[Stored entries]
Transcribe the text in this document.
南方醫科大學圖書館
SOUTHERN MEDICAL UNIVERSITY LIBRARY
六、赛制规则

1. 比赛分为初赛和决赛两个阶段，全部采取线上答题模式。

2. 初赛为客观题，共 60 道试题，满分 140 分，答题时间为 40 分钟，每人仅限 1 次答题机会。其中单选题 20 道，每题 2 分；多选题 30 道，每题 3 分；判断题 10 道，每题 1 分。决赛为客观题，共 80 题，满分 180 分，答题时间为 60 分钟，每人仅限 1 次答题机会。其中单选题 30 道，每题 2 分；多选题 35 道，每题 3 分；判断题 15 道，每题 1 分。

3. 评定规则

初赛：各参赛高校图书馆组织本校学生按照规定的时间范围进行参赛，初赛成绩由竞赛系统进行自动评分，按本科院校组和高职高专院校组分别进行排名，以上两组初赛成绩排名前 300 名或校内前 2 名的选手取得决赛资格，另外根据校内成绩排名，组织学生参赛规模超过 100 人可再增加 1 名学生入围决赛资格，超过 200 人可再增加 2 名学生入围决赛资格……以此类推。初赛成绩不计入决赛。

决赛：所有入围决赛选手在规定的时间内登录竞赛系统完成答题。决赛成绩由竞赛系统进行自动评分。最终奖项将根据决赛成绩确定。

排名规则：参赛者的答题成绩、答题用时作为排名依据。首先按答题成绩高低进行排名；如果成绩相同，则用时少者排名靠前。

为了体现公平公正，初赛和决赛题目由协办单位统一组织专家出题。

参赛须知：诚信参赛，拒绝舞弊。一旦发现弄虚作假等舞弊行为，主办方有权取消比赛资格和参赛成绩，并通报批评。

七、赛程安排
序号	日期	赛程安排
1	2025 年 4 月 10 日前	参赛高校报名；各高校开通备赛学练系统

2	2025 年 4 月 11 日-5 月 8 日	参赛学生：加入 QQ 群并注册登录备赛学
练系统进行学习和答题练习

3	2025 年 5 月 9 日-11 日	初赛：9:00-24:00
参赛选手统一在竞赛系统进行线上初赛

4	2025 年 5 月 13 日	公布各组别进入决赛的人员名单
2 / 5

== Work to complete ==
Copy each record from above exactly, and include every line.

== Result ==
Transcribe the text in this document.
南方醫科大學圖書館
SOUTHERN MEDICAL UNIVERSITY LIBRARY
六、赛制规则

1. 比赛分为初赛和决赛两个阶段，全部采取线上答题模式。

2. 初赛为客观题，共 60 道试题，满分 140 分，答题时间为 40 分钟，每人仅限 1 次答题机会。其中单选题 20 道，每题 2 分；多选题 30 道，每题 3 分；判断题 10 道，每题 1 分。决赛为客观题，共 80 题，满分 180 分，答题时间为 60 分钟，每人仅限 1 次答题机会。其中单选题 30 道，每题 2 分；多选题 35 道，每题 3 分；判断题 15 道，每题 1 分。

3. 评定规则

初赛：各参赛高校图书馆组织本校学生按照规定的时间范围进行参赛，初赛成绩由竞赛系统进行自动评分，按本科院校组和高职高专院校组分别进行排名，以上两组初赛成绩排名前 300 名或校内前 2 名的选手取得决赛资格，另外根据校内成绩排名，组织学生参赛规模超过 100 人可再增加 1 名学生入围决赛资格，超过 200 人可再增加 2 名学生入围决赛资格……以此类推。初赛成绩不计入决赛。

决赛：所有入围决赛选手在规定的时间内登录竞赛系统完成答题。决赛成绩由竞赛系统进行自动评分。最终奖项将根据决赛成绩确定。

排名规则：参赛者的答题成绩、答题用时作为排名依据。首先按答题成绩高低进行排名；如果成绩相同，则用时少者排名靠前。

为了体现公平公正，初赛和决赛题目由协办单位统一组织专家出题。

参赛须知：诚信参赛，拒绝舞弊。一旦发现弄虚作假等舞弊行为，主办方有权取消比赛资格和参赛成绩，并通报批评。

七、赛程安排
序号	日期	赛程安排
1	2025 年 4 月 10 日前	参赛高校报名；各高校开通备赛学练系统

2	2025 年 4 月 11 日-5 月 8 日	参赛学生：加入 QQ 群并注册登录备赛学
练系统进行学习和答题练习

3	2025 年 5 月 9 日-11 日	初赛：9:00-24:00
参赛选手统一在竞赛系统进行线上初赛

4	2025 年 5 月 13 日	公布各组别进入决赛的人员名单
2 / 5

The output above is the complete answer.